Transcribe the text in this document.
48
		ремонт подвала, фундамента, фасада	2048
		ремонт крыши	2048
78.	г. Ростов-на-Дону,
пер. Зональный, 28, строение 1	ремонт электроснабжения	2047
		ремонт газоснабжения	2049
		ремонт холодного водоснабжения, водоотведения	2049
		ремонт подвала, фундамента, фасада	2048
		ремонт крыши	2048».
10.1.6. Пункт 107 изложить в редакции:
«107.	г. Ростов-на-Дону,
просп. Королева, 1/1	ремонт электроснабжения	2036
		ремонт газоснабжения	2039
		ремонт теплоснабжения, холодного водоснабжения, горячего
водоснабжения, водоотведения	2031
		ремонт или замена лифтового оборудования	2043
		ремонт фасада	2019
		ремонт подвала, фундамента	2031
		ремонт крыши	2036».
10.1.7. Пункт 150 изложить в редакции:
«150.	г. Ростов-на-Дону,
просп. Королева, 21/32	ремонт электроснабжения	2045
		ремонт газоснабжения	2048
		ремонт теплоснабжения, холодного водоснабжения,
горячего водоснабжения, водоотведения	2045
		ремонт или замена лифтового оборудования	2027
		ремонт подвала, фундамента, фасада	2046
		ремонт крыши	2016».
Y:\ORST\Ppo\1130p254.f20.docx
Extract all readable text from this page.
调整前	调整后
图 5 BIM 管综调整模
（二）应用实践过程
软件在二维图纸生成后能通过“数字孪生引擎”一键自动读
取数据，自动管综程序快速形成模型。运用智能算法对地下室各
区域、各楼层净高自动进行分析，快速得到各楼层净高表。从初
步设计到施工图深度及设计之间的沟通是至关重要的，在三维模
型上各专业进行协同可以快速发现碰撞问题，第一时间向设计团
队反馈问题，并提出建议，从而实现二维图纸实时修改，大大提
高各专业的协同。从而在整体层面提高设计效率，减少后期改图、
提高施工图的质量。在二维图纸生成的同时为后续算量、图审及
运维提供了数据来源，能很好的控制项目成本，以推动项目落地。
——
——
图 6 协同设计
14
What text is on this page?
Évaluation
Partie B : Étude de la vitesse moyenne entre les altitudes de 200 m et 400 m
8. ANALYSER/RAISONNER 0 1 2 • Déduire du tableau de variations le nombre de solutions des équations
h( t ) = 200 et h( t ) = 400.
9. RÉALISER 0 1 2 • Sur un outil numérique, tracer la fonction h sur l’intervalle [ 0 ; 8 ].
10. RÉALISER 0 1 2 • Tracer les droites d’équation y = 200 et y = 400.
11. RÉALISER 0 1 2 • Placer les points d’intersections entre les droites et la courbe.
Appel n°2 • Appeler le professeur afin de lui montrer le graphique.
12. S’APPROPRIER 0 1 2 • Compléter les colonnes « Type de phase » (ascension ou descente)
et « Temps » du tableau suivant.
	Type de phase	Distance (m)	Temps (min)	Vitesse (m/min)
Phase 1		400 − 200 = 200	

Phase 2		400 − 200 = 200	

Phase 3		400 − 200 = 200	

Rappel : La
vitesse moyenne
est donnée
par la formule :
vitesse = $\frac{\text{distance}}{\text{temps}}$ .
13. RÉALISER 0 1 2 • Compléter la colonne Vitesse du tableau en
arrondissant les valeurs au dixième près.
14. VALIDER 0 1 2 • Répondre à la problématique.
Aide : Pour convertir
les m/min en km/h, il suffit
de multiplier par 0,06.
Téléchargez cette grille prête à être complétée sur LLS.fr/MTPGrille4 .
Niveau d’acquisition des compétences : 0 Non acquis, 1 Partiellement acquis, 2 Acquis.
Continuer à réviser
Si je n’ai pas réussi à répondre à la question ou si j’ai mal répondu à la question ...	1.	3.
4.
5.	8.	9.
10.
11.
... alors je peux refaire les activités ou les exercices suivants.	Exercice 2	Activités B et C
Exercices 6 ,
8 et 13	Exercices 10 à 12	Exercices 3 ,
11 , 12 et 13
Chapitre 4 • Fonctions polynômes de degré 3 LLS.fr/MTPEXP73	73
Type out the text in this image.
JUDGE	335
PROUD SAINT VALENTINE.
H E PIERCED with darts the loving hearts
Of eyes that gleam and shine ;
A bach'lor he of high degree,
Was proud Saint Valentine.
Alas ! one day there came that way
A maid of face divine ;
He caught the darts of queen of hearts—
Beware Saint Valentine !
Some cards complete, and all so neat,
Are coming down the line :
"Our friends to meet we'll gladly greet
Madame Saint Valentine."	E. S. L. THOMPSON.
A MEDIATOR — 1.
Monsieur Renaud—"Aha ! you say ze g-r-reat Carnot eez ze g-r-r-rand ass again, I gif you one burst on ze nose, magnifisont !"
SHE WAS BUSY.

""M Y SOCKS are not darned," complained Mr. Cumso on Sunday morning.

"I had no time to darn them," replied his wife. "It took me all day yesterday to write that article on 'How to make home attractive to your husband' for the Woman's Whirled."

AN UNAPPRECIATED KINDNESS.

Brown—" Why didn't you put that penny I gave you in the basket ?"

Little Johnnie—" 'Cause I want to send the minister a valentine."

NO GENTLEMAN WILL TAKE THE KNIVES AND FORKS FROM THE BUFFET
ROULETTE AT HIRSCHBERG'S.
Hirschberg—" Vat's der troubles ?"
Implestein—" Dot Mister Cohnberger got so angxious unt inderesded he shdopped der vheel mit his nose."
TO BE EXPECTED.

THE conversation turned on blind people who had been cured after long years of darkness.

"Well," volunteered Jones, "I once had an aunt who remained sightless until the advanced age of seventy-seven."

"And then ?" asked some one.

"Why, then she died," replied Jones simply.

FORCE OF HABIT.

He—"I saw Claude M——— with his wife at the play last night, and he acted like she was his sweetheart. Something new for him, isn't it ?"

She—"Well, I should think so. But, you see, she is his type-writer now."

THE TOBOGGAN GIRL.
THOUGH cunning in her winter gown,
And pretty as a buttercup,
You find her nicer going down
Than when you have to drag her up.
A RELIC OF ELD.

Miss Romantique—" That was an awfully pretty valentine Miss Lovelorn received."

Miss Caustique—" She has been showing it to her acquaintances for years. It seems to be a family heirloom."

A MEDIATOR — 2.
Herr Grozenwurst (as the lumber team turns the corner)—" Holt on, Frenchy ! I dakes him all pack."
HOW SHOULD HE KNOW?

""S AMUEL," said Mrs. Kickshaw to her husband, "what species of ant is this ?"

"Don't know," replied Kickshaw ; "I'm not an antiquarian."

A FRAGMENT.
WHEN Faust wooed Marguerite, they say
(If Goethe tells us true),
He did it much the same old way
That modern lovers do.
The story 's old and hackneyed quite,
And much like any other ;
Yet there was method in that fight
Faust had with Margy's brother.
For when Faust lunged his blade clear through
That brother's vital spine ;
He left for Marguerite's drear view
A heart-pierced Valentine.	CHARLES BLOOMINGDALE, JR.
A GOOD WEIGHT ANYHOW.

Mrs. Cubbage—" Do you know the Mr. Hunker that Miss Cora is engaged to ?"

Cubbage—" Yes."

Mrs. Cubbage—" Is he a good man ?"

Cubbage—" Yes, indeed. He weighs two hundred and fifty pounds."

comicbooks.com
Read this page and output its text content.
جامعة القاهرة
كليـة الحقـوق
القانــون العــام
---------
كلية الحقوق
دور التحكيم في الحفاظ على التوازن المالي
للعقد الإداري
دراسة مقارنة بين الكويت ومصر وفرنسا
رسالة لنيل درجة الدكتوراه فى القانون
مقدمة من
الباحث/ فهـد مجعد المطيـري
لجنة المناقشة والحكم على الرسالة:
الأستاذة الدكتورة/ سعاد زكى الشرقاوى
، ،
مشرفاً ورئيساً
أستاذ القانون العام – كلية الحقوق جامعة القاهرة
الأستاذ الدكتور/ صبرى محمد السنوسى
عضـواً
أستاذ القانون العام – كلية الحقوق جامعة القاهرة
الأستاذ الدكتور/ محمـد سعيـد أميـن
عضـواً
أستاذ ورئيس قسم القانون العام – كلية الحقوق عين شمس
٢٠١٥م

------------------------------------

**Do this**
Select all lines with the word "wife" from the entries above.

**Answer to the exercise**
"I had no time to darn them," replied his wife. "It took me all day yesterday to write that article on 'How to make home attractive to your husband' for the Woman's Whirled."
He—"I saw Claude M——— with his wife at the play last night, and he acted like she was his sweetheart. Something new for him, isn't it ?"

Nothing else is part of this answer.